-- begin --

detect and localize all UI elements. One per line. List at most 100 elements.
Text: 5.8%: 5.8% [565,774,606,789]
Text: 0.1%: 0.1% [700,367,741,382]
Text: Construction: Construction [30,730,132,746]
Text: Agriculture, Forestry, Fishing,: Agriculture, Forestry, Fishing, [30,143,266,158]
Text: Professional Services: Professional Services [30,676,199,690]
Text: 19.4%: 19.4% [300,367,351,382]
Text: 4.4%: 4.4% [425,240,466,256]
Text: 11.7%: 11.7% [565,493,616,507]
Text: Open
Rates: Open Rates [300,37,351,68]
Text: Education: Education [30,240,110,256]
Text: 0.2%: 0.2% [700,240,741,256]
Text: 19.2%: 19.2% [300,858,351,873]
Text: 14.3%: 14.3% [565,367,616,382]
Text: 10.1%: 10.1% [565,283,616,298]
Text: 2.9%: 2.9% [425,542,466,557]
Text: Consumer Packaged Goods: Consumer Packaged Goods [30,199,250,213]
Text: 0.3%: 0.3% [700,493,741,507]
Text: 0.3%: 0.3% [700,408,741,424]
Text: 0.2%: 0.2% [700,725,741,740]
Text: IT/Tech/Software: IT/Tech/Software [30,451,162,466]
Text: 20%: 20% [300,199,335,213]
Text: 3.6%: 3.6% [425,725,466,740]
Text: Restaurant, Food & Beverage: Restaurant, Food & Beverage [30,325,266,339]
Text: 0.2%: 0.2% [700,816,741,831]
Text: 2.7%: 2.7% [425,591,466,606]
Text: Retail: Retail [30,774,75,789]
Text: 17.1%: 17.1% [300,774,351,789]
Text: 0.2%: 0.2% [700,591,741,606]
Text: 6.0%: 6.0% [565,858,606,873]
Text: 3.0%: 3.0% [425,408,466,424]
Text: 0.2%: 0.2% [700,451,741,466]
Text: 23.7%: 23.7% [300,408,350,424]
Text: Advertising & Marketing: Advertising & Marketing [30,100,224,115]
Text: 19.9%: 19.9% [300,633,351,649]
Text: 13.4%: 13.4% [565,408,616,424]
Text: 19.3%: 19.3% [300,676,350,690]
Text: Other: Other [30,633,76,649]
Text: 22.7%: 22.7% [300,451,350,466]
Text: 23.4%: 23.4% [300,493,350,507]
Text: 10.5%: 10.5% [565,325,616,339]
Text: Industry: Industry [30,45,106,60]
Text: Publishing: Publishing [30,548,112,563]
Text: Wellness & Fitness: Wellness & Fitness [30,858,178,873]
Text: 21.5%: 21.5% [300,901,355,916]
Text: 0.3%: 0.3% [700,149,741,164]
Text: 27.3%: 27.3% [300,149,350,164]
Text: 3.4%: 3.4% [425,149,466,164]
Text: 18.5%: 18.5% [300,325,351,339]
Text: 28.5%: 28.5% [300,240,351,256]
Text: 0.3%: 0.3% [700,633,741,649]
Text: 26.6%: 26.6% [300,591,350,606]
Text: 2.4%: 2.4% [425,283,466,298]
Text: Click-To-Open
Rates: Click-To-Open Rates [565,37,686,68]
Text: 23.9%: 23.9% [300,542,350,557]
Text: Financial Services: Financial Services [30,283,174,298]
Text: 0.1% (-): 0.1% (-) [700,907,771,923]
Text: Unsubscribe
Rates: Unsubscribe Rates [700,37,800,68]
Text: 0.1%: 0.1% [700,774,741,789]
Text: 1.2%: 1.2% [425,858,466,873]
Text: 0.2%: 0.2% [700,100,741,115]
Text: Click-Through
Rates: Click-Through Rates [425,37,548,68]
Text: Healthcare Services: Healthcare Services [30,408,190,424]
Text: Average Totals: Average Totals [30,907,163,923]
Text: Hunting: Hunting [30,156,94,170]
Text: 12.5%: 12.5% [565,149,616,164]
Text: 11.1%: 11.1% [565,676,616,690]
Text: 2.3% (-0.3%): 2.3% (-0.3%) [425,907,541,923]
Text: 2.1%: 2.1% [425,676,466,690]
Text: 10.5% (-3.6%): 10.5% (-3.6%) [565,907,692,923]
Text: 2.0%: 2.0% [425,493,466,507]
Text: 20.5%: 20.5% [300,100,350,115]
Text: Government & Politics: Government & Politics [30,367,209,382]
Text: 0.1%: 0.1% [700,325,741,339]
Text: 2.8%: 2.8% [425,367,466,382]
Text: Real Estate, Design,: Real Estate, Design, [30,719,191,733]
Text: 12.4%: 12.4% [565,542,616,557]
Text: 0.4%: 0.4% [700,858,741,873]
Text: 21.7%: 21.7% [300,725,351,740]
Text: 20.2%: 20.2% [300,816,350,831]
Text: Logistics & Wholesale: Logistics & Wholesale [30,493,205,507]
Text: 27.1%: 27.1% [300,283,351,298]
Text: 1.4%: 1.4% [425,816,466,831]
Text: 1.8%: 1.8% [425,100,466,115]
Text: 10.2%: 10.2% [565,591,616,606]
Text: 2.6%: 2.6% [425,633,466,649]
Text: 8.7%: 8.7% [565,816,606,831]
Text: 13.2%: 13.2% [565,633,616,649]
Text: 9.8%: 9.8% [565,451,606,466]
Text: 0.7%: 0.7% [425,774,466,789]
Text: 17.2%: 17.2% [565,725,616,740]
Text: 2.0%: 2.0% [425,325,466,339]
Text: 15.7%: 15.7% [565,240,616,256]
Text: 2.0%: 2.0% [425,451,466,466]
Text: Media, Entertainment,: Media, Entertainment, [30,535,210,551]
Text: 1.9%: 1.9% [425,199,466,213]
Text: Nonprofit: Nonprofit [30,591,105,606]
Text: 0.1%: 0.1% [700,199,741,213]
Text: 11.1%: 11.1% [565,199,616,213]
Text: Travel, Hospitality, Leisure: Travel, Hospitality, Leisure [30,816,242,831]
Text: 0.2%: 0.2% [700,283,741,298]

-- end --

| TO BE DONE |
Reproduce the listing word for word, from its first line through the line that contains "Rates: Open Rates [300,37,351,68]".

| WRITTEN SOLUTION |
detect and localize all UI elements. One per line. List at most 100 elements.
Text: 5.8%: 5.8% [565,774,606,789]
Text: 0.1%: 0.1% [700,367,741,382]
Text: Construction: Construction [30,730,132,746]
Text: Agriculture, Forestry, Fishing,: Agriculture, Forestry, Fishing, [30,143,266,158]
Text: Professional Services: Professional Services [30,676,199,690]
Text: 19.4%: 19.4% [300,367,351,382]
Text: 4.4%: 4.4% [425,240,466,256]
Text: 11.7%: 11.7% [565,493,616,507]
Text: Open
Rates: Open Rates [300,37,351,68]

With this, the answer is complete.